==== INPUT FOR THIS TASK
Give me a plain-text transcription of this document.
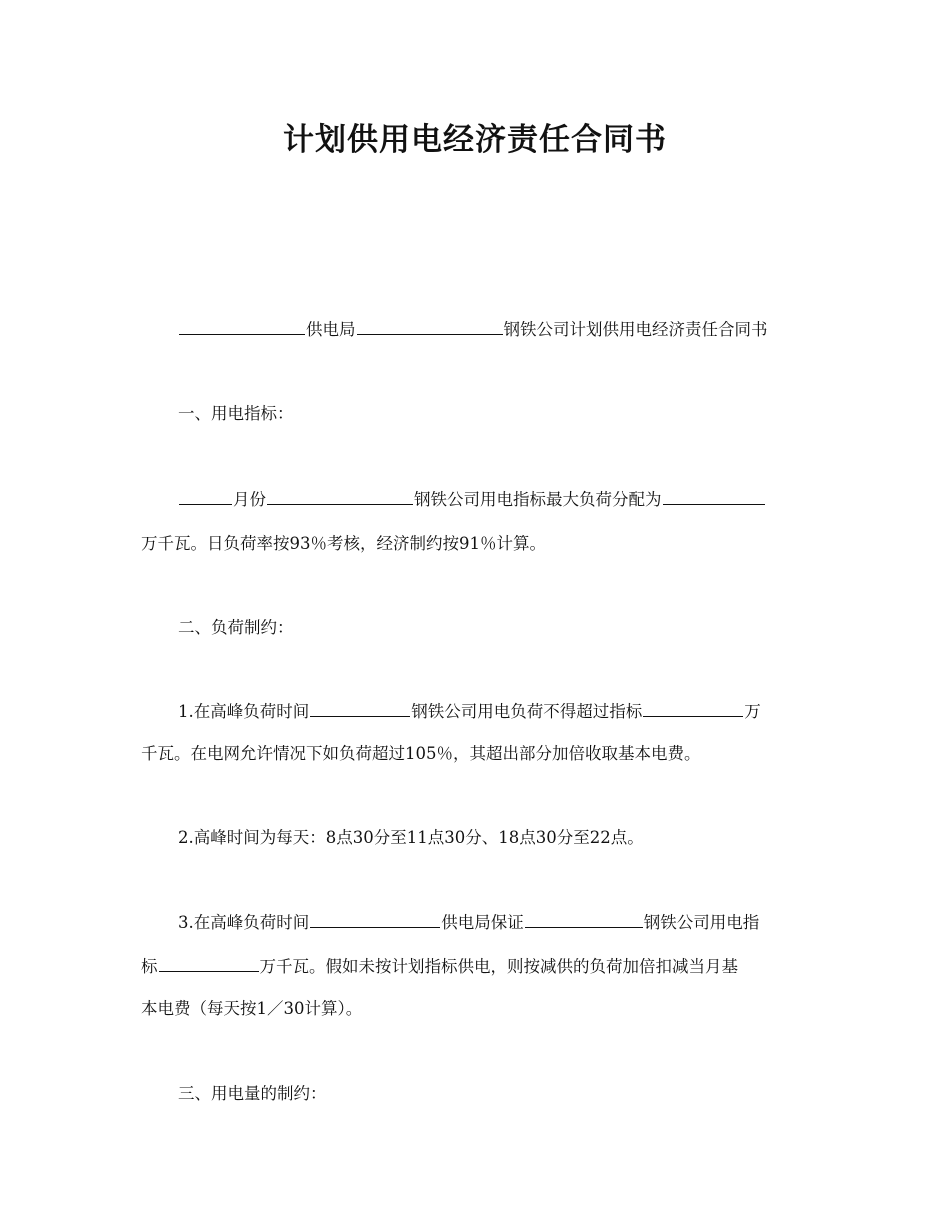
计划供用电经济责任合同书
供电局	钢铁公司计划供用电经济责任合同书
一、用电指标：
月份	钢铁公司用电指标最大负荷分配为
万千瓦。日负荷率按93％考核，经济制约按91％计算。
二、负荷制约：
1.在高峰负荷时间	钢铁公司用电负荷不得超过指标	万
千瓦。在电网允许情况下如负荷超过105％，其超出部分加倍收取基本电费。
2.高峰时间为每天：8点30分至11点30分、18点30分至22点。
3.在高峰负荷时间	供电局保证	钢铁公司用电指
标	万千瓦。假如未按计划指标供电，则按减供的负荷加倍扣减当月基
本电费（每天按1／30计算）。
三、用电量的制约：
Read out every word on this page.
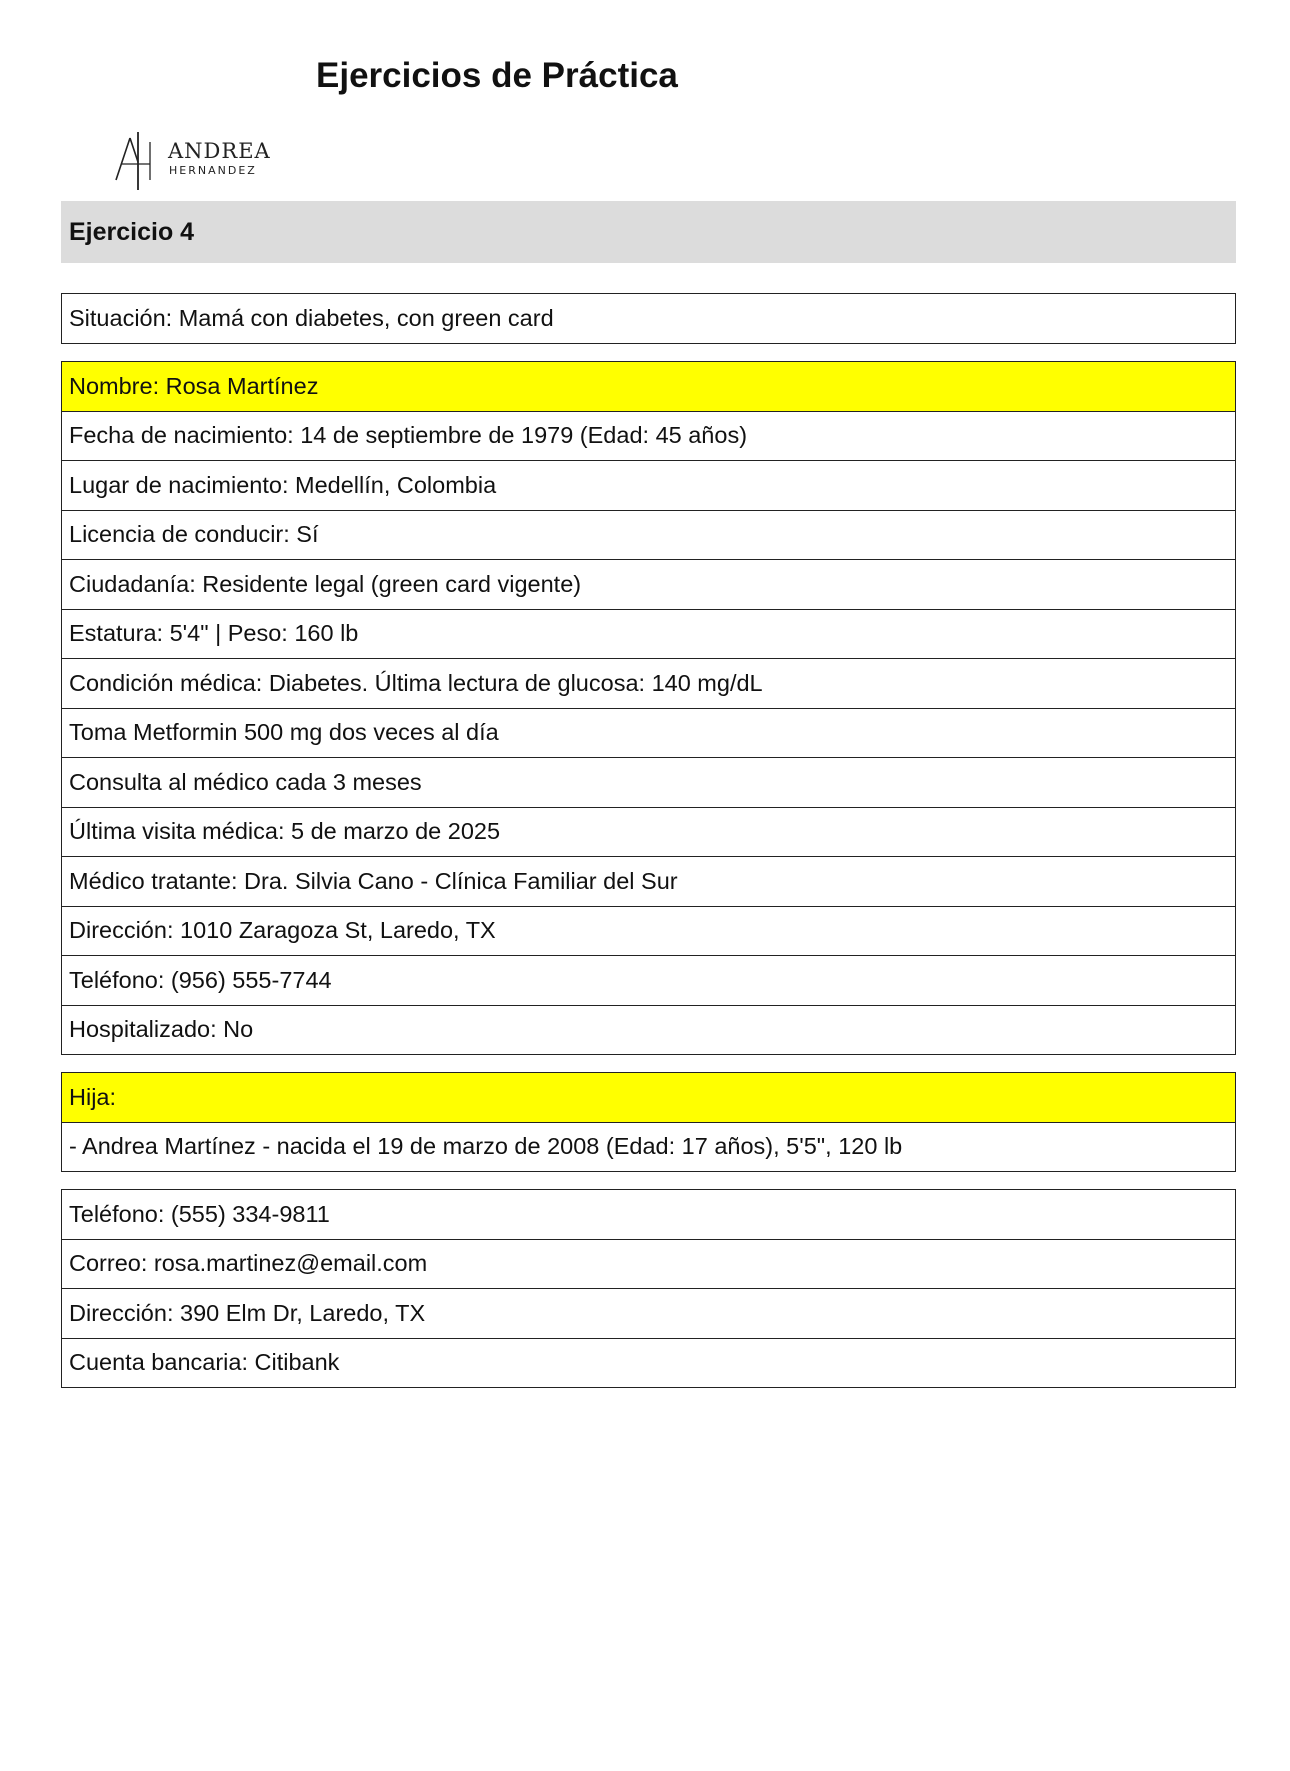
Ejercicios de Práctica
ANDREA
HERNANDEZ
Ejercicio 4
Situación: Mamá con diabetes, con green card
Nombre: Rosa Martínez
Fecha de nacimiento: 14 de septiembre de 1979 (Edad: 45 años)
Lugar de nacimiento: Medellín, Colombia
Licencia de conducir: Sí
Ciudadanía: Residente legal (green card vigente)
Estatura: 5'4" | Peso: 160 lb
Condición médica: Diabetes. Última lectura de glucosa: 140 mg/dL
Toma Metformin 500 mg dos veces al día
Consulta al médico cada 3 meses
Última visita médica: 5 de marzo de 2025
Médico tratante: Dra. Silvia Cano - Clínica Familiar del Sur
Dirección: 1010 Zaragoza St, Laredo, TX
Teléfono: (956) 555-7744
Hospitalizado: No
Hija:
- Andrea Martínez - nacida el 19 de marzo de 2008 (Edad: 17 años), 5'5", 120 lb
Teléfono: (555) 334-9811
Correo: rosa.martinez@email.com
Dirección: 390 Elm Dr, Laredo, TX
Cuenta bancaria: Citibank
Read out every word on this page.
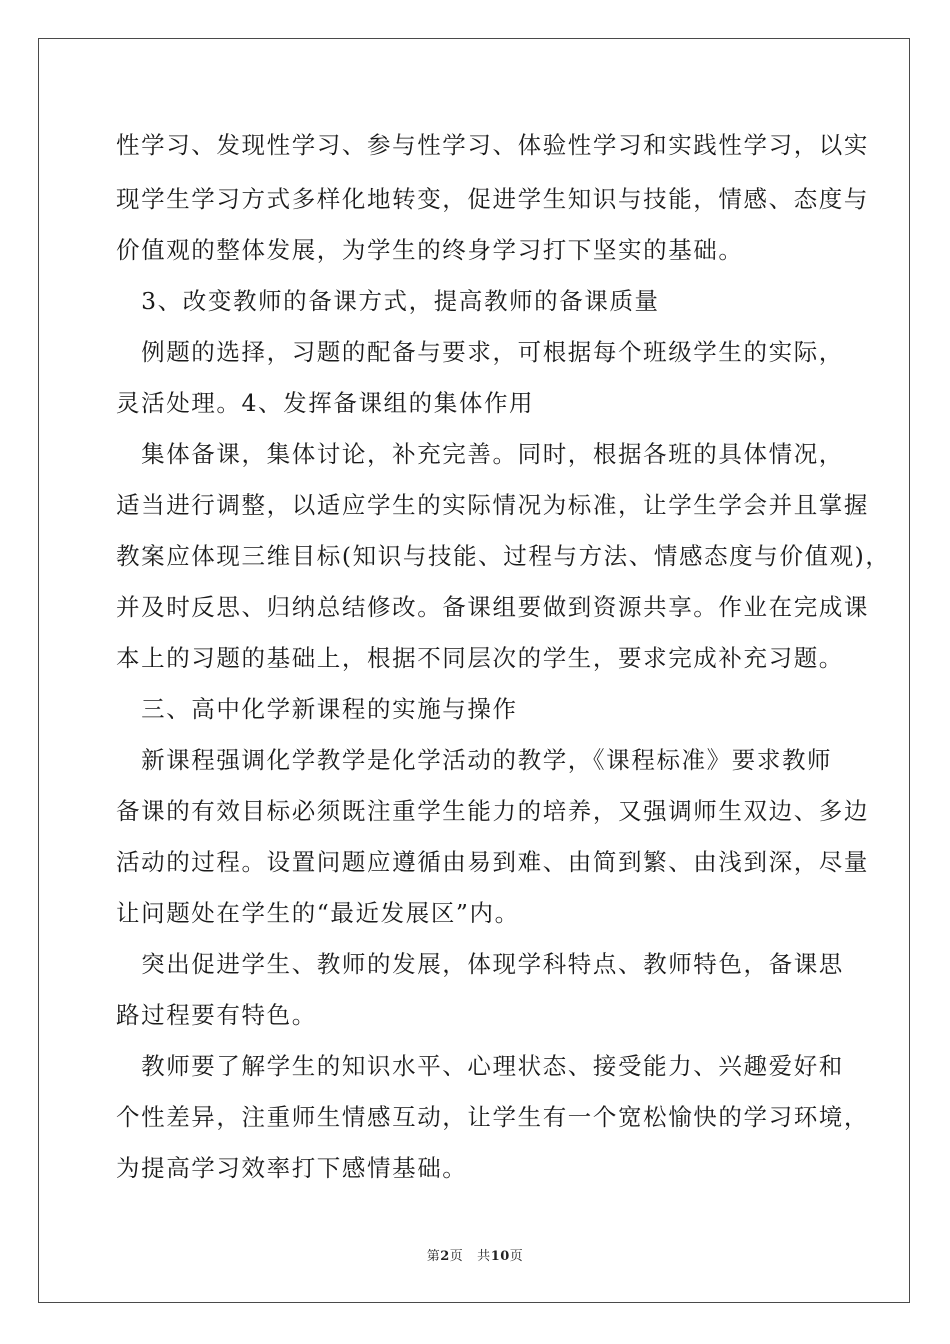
性学习、发现性学习、参与性学习、体验性学习和实践性学习，以实
现学生学习方式多样化地转变，促进学生知识与技能，情感、态度与
价值观的整体发展，为学生的终身学习打下坚实的基础。
　3、改变教师的备课方式，提高教师的备课质量
　例题的选择，习题的配备与要求，可根据每个班级学生的实际，
灵活处理。4、发挥备课组的集体作用
　集体备课，集体讨论，补充完善。同时，根据各班的具体情况，
适当进行调整，以适应学生的实际情况为标准，让学生学会并且掌握
教案应体现三维目标(知识与技能、过程与方法、情感态度与价值观)，
并及时反思、归纳总结修改。备课组要做到资源共享。作业在完成课
本上的习题的基础上，根据不同层次的学生，要求完成补充习题。
　三、高中化学新课程的实施与操作
　新课程强调化学教学是化学活动的教学，《课程标准》要求教师
备课的有效目标必须既注重学生能力的培养，又强调师生双边、多边
活动的过程。设置问题应遵循由易到难、由简到繁、由浅到深，尽量
让问题处在学生的“最近发展区”内。
　突出促进学生、教师的发展，体现学科特点、教师特色，备课思
路过程要有特色。
　教师要了解学生的知识水平、心理状态、接受能力、兴趣爱好和
个性差异，注重师生情感互动，让学生有一个宽松愉快的学习环境，
为提高学习效率打下感情基础。
第2页 共10页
========
■ WHAT IS EXPECTED
In your copy of the listing above, reproduce each line exactly and omit all pictures.

■ EXERCISE RESULT
Give me a plain-text transcription of this document.
计划供用电经济责任合同书
供电局	钢铁公司计划供用电经济责任合同书
一、用电指标：
月份	钢铁公司用电指标最大负荷分配为
万千瓦。日负荷率按93％考核，经济制约按91％计算。
二、负荷制约：
1.在高峰负荷时间	钢铁公司用电负荷不得超过指标	万
千瓦。在电网允许情况下如负荷超过105％，其超出部分加倍收取基本电费。
2.高峰时间为每天：8点30分至11点30分、18点30分至22点。
3.在高峰负荷时间	供电局保证	钢铁公司用电指
标	万千瓦。假如未按计划指标供电，则按减供的负荷加倍扣减当月基
本电费（每天按1／30计算）。
三、用电量的制约：
Read out every word on this page.
Ejercicios de Práctica
ANDREA
HERNANDEZ
Ejercicio 4
Situación: Mamá con diabetes, con green card
Nombre: Rosa Martínez
Fecha de nacimiento: 14 de septiembre de 1979 (Edad: 45 años)
Lugar de nacimiento: Medellín, Colombia
Licencia de conducir: Sí
Ciudadanía: Residente legal (green card vigente)
Estatura: 5'4" | Peso: 160 lb
Condición médica: Diabetes. Última lectura de glucosa: 140 mg/dL
Toma Metformin 500 mg dos veces al día
Consulta al médico cada 3 meses
Última visita médica: 5 de marzo de 2025
Médico tratante: Dra. Silvia Cano - Clínica Familiar del Sur
Dirección: 1010 Zaragoza St, Laredo, TX
Teléfono: (956) 555-7744
Hospitalizado: No
Hija:
- Andrea Martínez - nacida el 19 de marzo de 2008 (Edad: 17 años), 5'5", 120 lb
Teléfono: (555) 334-9811
Correo: rosa.martinez@email.com
Dirección: 390 Elm Dr, Laredo, TX
Cuenta bancaria: Citibank
Read out every word on this page.
性学习、发现性学习、参与性学习、体验性学习和实践性学习，以实
现学生学习方式多样化地转变，促进学生知识与技能，情感、态度与
价值观的整体发展，为学生的终身学习打下坚实的基础。
　3、改变教师的备课方式，提高教师的备课质量
　例题的选择，习题的配备与要求，可根据每个班级学生的实际，
灵活处理。4、发挥备课组的集体作用
　集体备课，集体讨论，补充完善。同时，根据各班的具体情况，
适当进行调整，以适应学生的实际情况为标准，让学生学会并且掌握
教案应体现三维目标(知识与技能、过程与方法、情感态度与价值观)，
并及时反思、归纳总结修改。备课组要做到资源共享。作业在完成课
本上的习题的基础上，根据不同层次的学生，要求完成补充习题。
　三、高中化学新课程的实施与操作
　新课程强调化学教学是化学活动的教学，《课程标准》要求教师
备课的有效目标必须既注重学生能力的培养，又强调师生双边、多边
活动的过程。设置问题应遵循由易到难、由简到繁、由浅到深，尽量
让问题处在学生的“最近发展区”内。
　突出促进学生、教师的发展，体现学科特点、教师特色，备课思
路过程要有特色。
　教师要了解学生的知识水平、心理状态、接受能力、兴趣爱好和
个性差异，注重师生情感互动，让学生有一个宽松愉快的学习环境，
为提高学习效率打下感情基础。
第2页 共10页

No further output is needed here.